"""

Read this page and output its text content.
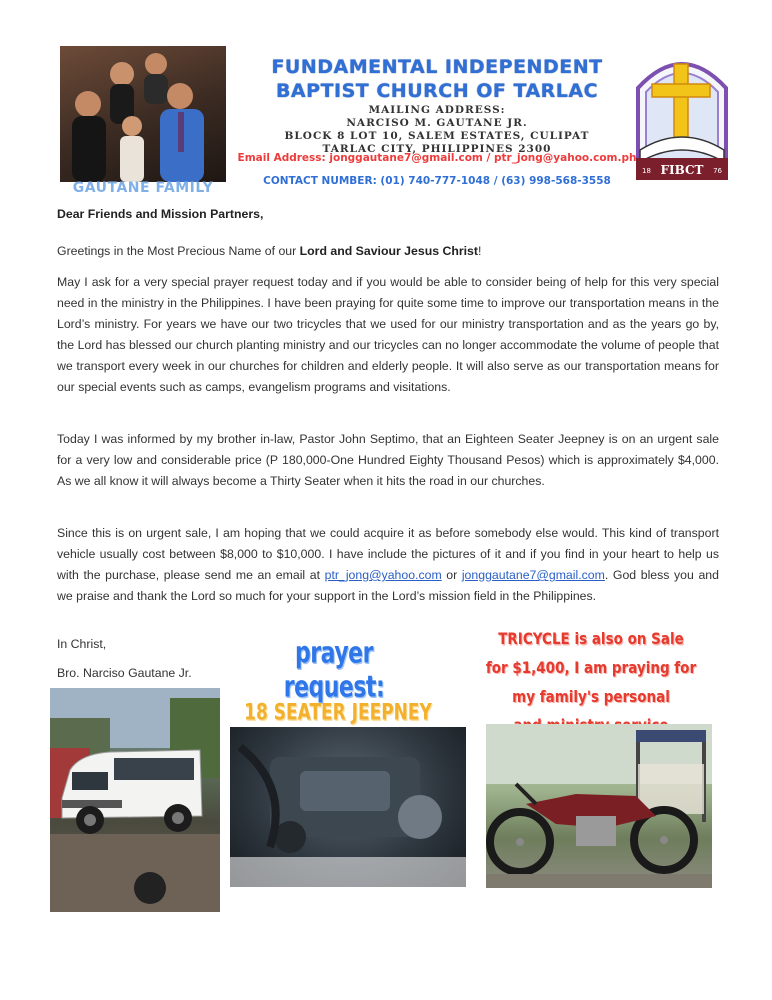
GAUTANE FAMILY
FUNDAMENTAL INDEPENDENT
BAPTIST CHURCH OF TARLAC
MAILING ADDRESS:
NARCISO M. GAUTANE JR.
BLOCK 8 LOT 10, SALEM ESTATES, CULIPAT
TARLAC CITY, PHILIPPINES 2300
Email Address: jonggautane7@gmail.com / ptr_jong@yahoo.com.ph
CONTACT NUMBER: (01) 740-777-1048 / (63) 998-568-3558
18 FIBCT 76

Dear Friends and Mission Partners,

Greetings in the Most Precious Name of our Lord and Saviour Jesus Christ!

May I ask for a very special prayer request today and if you would be able to consider being of help for this very special need in the ministry in the Philippines. I have been praying for quite some time to improve our transportation means in the Lord’s ministry. For years we have our two tricycles that we used for our ministry transportation and as the years go by, the Lord has blessed our church planting ministry and our tricycles can no longer accommodate the volume of people that we transport every week in our churches for children and elderly people. It will also serve as our transportation means for our special events such as camps, evangelism programs and visitations.

Today I was informed by my brother in-law, Pastor John Septimo, that an Eighteen Seater Jeepney is on an urgent sale for a very low and considerable price (P 180,000-One Hundred Eighty Thousand Pesos) which is approximately $4,000. As we all know it will always become a Thirty Seater when it hits the road in our churches.

Since this is on urgent sale, I am hoping that we could acquire it as before somebody else would. This kind of transport vehicle usually cost between $8,000 to $10,000. I have include the pictures of it and if you find in your heart to help us with the purchase, please send me an email at ptr_jong@yahoo.com or jonggautane7@gmail.com. God bless you and we praise and thank the Lord so much for your support in the Lord’s mission field in the Philippines.

In Christ,

Bro. Narciso Gautane Jr.

prayer request:
18 SEATER JEEPNEY
TRICYCLE is also on Sale
for $1,400, I am praying for
my family's personal
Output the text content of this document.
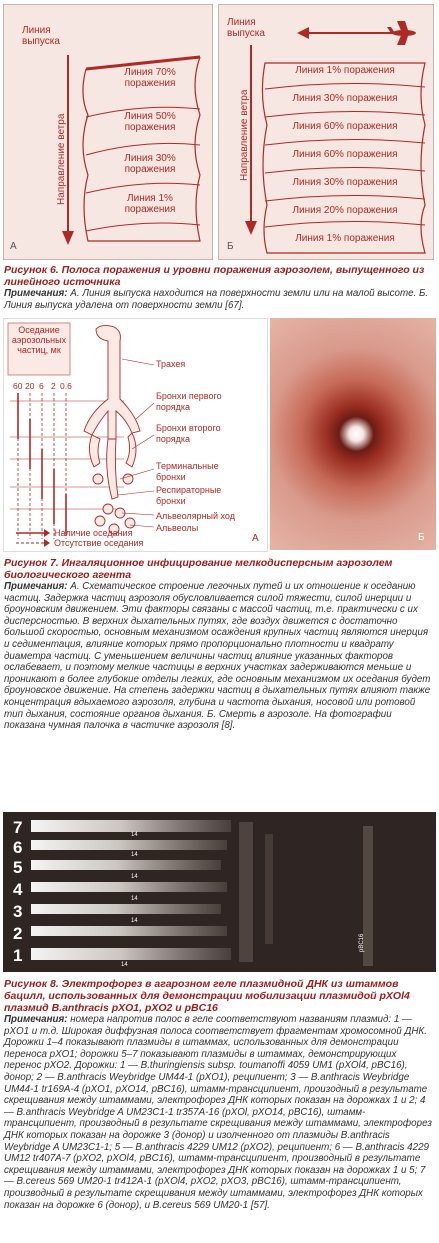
Линия
выпуска
Направление ветра
Линия 70%
поражения
Линия 50%
поражения
Линия 30%
поражения
Линия 1%
поражения
А
Линия
выпуска
Направление ветра
Линия 1% поражения
Линия 30% поражения
Линия 60% поражения
Линия 60% поражения
Линия 30% поражения
Линия 20% поражения
Линия 1% поражения
Б
Рисунок 6. Полоса поражения и уровни поражения аэрозолем, выпущенного из линейного источника
Примечания: А. Линия выпуска находится на поверхности земли или на малой высоте. Б. Линия выпуска удалена от поверхности земли [67].
Оседание
аэрозольных
частиц, мк
60 20 6 2 0.6
Трахея
Бронхи первого
порядка
Бронхи второго
порядка
Терминальные
бронхи
Респираторные
бронхи
Альвеолярный ход
Альвеолы
Наличие оседания
Отсутствие оседания	А	Б
Рисунок 7. Ингаляционное инфицирование мелкодисперсным аэрозолем биологического агента
Примечания: А. Схематическое строение легочных путей и их отношение к оседанию частиц. Задержка частиц аэрозоля обусловливается силой тяжести, силой инерции и броуновским движением. Эти факторы связаны с массой частиц, т.е. практически с их дисперсностью. В верхних дыхательных путях, где воздух движется с достаточно большой скоростью, основным механизмом осаждения крупных частиц являются инерция и седиментация, влияние которых прямо пропорционально плотности и квадрату диаметра частиц. С уменьшением величины частиц влияние указанных факторов ослабевает, и поэтому мелкие частицы в верхних участках задерживаются меньше и проникают в более глубокие отделы легких, где основным механизмом их оседания будет броуновское движение. На степень задержки частиц в дыхательных путях влияют также концентрация вдыхаемого аэрозоля, глубина и частота дыхания, носовой или ротовой тип дыхания, состояние органов дыхания. Б. Смерть в аэрозоле. На фотографии показана чумная палочка в частичке аэрозоля [8].
7
6
5
4
3
2
1
14
14
14
14
14
14
pBC16
Рисунок 8. Электрофорез в агарозном геле плазмидной ДНК из штаммов бацилл, использованных для демонстрации мобилизации плазмидой pXOl4 плазмид B.anthracis pXO1, pXO2 и pBC16
Примечания: номера напротив полос в геле соответствуют названиям плазмид: 1 — pXO1 и т.д. Широкая диффузная полоса соответствует фрагментам хромосомной ДНК. Дорожки 1–4 показывают плазмиды в штаммах, использованных для демонстрации переноса pXO1; дорожки 5–7 показывают плазмиды в штаммах, демонстрирующих перенос pXO2. Дорожки: 1 — B.thuringiensis subsp. toumanoffi 4059 UM1 (pXOl4, pBC16), донор; 2 — B.anthracis Weybridge UM44-1 (pXO1), реципиент; 3 — B.anthracis Weybridge UM44-1 tr169A-4 (pXO1, pXO14, pBC16), штамм-трансципиент, произодный в результате скрещивания между штаммами, электрофорез ДНК которых показан на дорожках 1 и 2; 4 — B.anthracis Weybridge A UM23C1-1 tr357A-16 (pXOl, pXO14, pBC16), штамм-трансципиент, производный в результате скрещивания между штаммами, электрофорез ДНК которых показан на дорожке 3 (донор) и изолченного от плазмиды B.anthracis Weybridge A UM23C1-1; 5 — B.anthracis 4229 UM12 (pXO2), реципиент; 6 — B.anthracis 4229 UM12 tr407A-7 (pXO2, pXOl4, pBC16), штамм-трансципиент, производный в результате скрещивания между штаммами, электрофорез ДНК которых показан на дорожках 1 и 5; 7 — B.cereus 569 UM20-1 tr412A-1 (pXOl4, pXO2, pXO3, pBC16), штамм-трансципиент, производный в результате скрещивания между штаммами, электрофорез ДНК которых показан на дорожке 6 (донор), и B.cereus 569 UM20-1 [57].
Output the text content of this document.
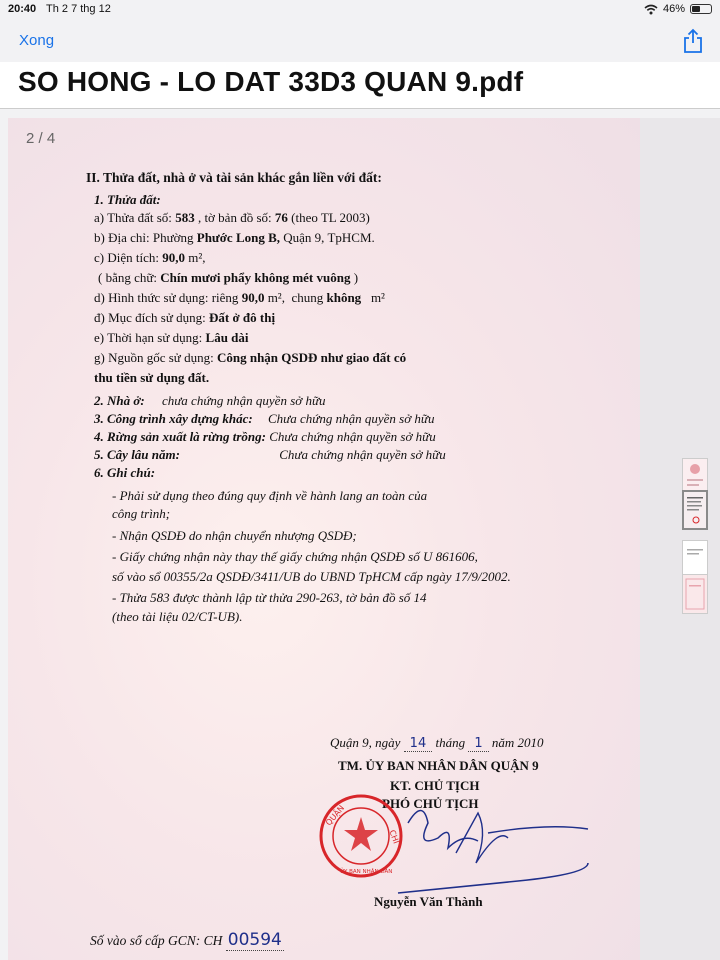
20:40 Th 2 7 thg 12	46%
Xong
SO HONG - LO DAT 33D3 QUAN 9.pdf
2 / 4
II. Thửa đất, nhà ở và tài sản khác gắn liền với đất:
1. Thửa đất:
a) Thửa đất số: 583 , tờ bản đồ số: 76 (theo TL 2003)
b) Địa chỉ: Phường Phước Long B, Quận 9, TpHCM.
c) Diện tích: 90,0 m²,
( bằng chữ: Chín mươi phẩy không mét vuông )
d) Hình thức sử dụng: riêng 90,0 m², chung không m²
đ) Mục đích sử dụng: Đất ở đô thị
e) Thời hạn sử dụng: Lâu dài
g) Nguồn gốc sử dụng: Công nhận QSDĐ như giao đất có
thu tiền sử dụng đất.
2. Nhà ở: chưa chứng nhận quyền sở hữu
3. Công trình xây dựng khác: Chưa chứng nhận quyền sở hữu
4. Rừng sản xuất là rừng trồng: Chưa chứng nhận quyền sở hữu
5. Cây lâu năm:	Chưa chứng nhận quyền sở hữu
6. Ghi chú:
- Phải sử dụng theo đúng quy định về hành lang an toàn của
công trình;
- Nhận QSDĐ do nhận chuyển nhượng QSDĐ;
- Giấy chứng nhận này thay thế giấy chứng nhận QSDĐ số U 861606,
số vào sổ 00355/2a QSDĐ/3411/UB do UBND TpHCM cấp ngày 17/9/2002.
- Thửa 583 được thành lập từ thửa 290-263, tờ bản đồ số 14
(theo tài liệu 02/CT-UB).
Quận 9, ngày 14 tháng 1 năm 2010
TM. ỦY BAN NHÂN DÂN QUẬN 9
KT. CHỦ TỊCH
PHÓ CHỦ TỊCH
Nguyễn Văn Thành
Số vào sổ cấp GCN: CH 00594
QUẬN
CHÍ
ỦY BAN NHÂN DÂN
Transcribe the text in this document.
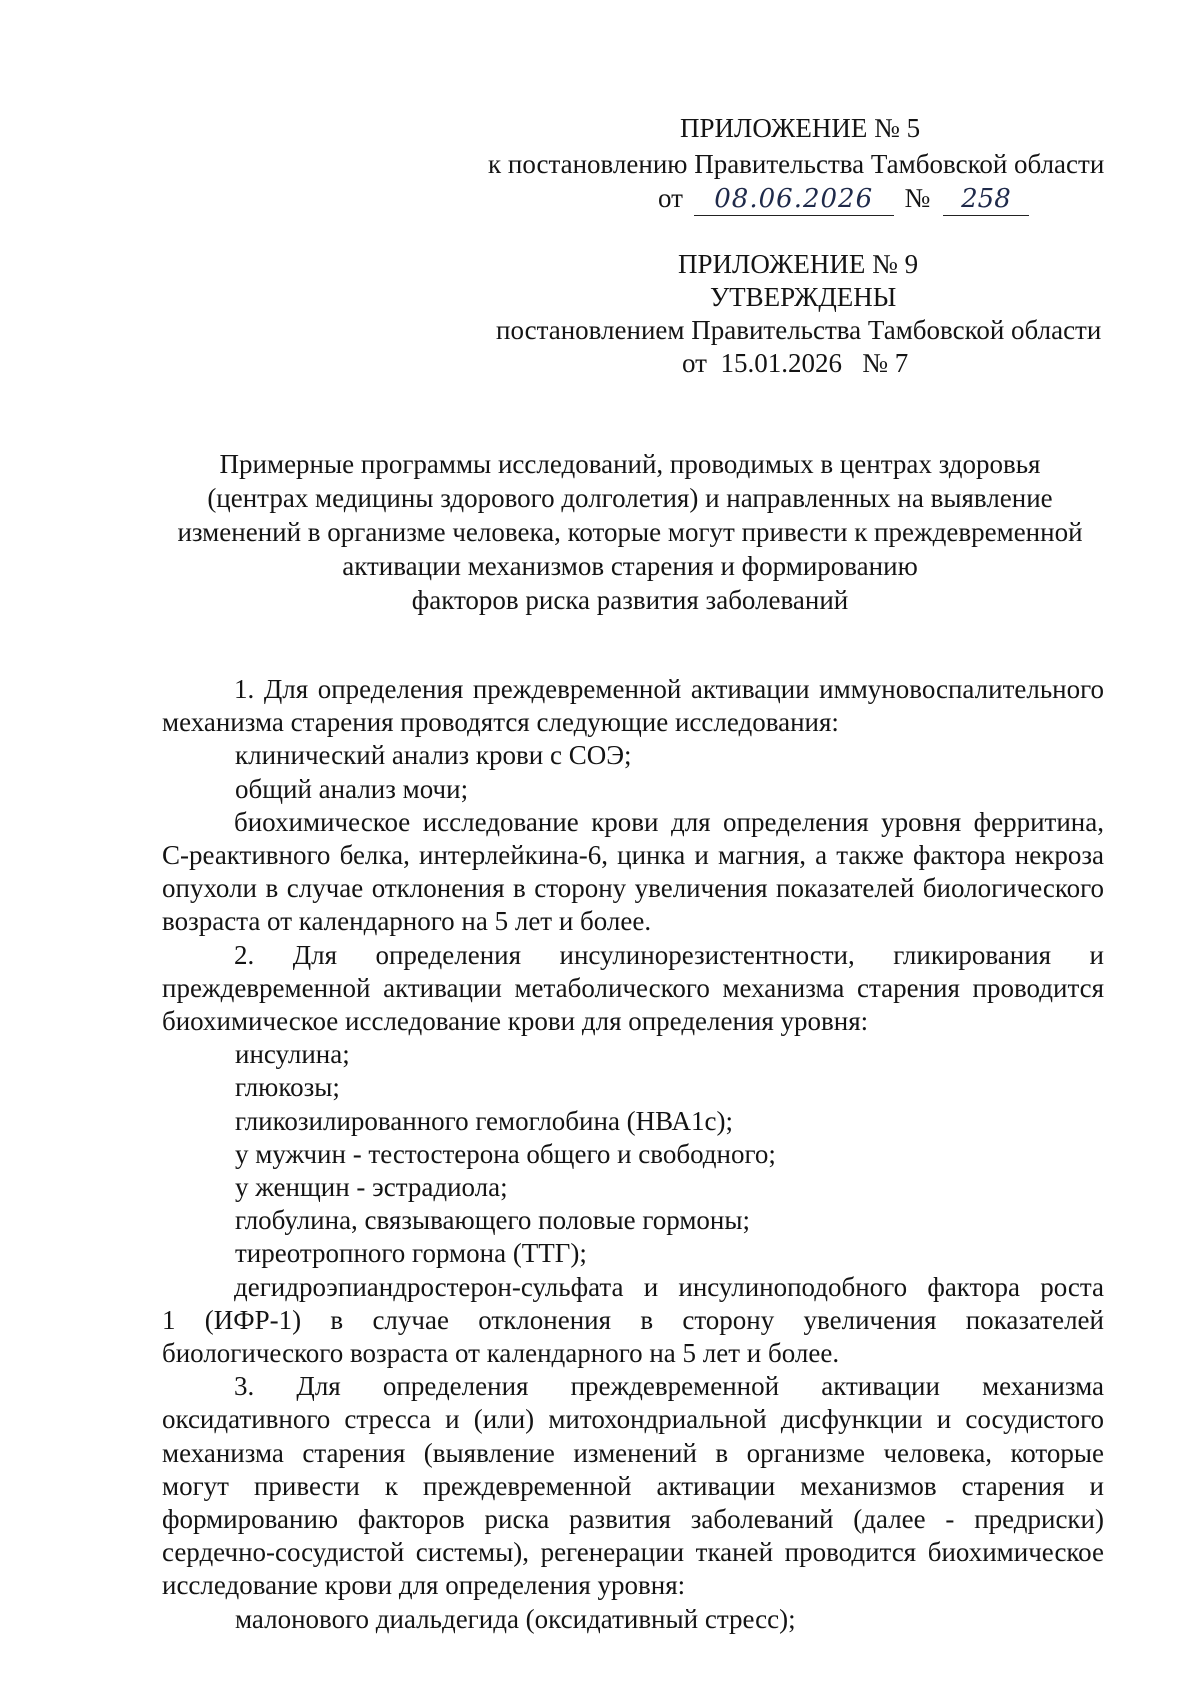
ПРИЛОЖЕНИЕ № 5
к постановлению Правительства Тамбовской области
от 08.06.2026 № 258
ПРИЛОЖЕНИЕ № 9
УТВЕРЖДЕНЫ
постановлением Правительства Тамбовской области
от  15.01.2026   № 7
Примерные программы исследований, проводимых в центрах здоровья
(центрах медицины здорового долголетия) и направленных на выявление
изменений в организме человека, которые могут привести к преждевременной
активации механизмов старения и формированию
факторов риска развития заболеваний

1. Для определения преждевременной активации иммуновоспалительного

механизма старения проводятся следующие исследования:

клинический анализ крови с СОЭ;

общий анализ мочи;

биохимическое исследование крови для определения уровня ферритина,

С-реактивного белка, интерлейкина-6, цинка и магния, а также фактора некроза

опухоли в случае отклонения в сторону увеличения показателей биологического

возраста от календарного на 5 лет и более.

2. Для определения инсулинорезистентности, гликирования и

преждевременной активации метаболического механизма старения проводится

биохимическое исследование крови для определения уровня:

инсулина;

глюкозы;

гликозилированного гемоглобина (НВА1с);

у мужчин - тестостерона общего и свободного;

у женщин - эстрадиола;

глобулина, связывающего половые гормоны;

тиреотропного гормона (ТТГ);

дегидроэпиандростерон-сульфата и инсулиноподобного фактора роста

1 (ИФР-1) в случае отклонения в сторону увеличения показателей

биологического возраста от календарного на 5 лет и более.

3. Для определения преждевременной активации механизма

оксидативного стресса и (или) митохондриальной дисфункции и сосудистого

механизма старения (выявление изменений в организме человека, которые

могут привести к преждевременной активации механизмов старения и

формированию факторов риска развития заболеваний (далее - предриски)

сердечно-сосудистой системы), регенерации тканей проводится биохимическое

исследование крови для определения уровня:

малонового диальдегида (оксидативный стресс);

"""

### WHAT YOU WILL DO:
Tally the lines of the listing that include "анализ". Reply with nothing but the count.

### FINAL ANSWER:
2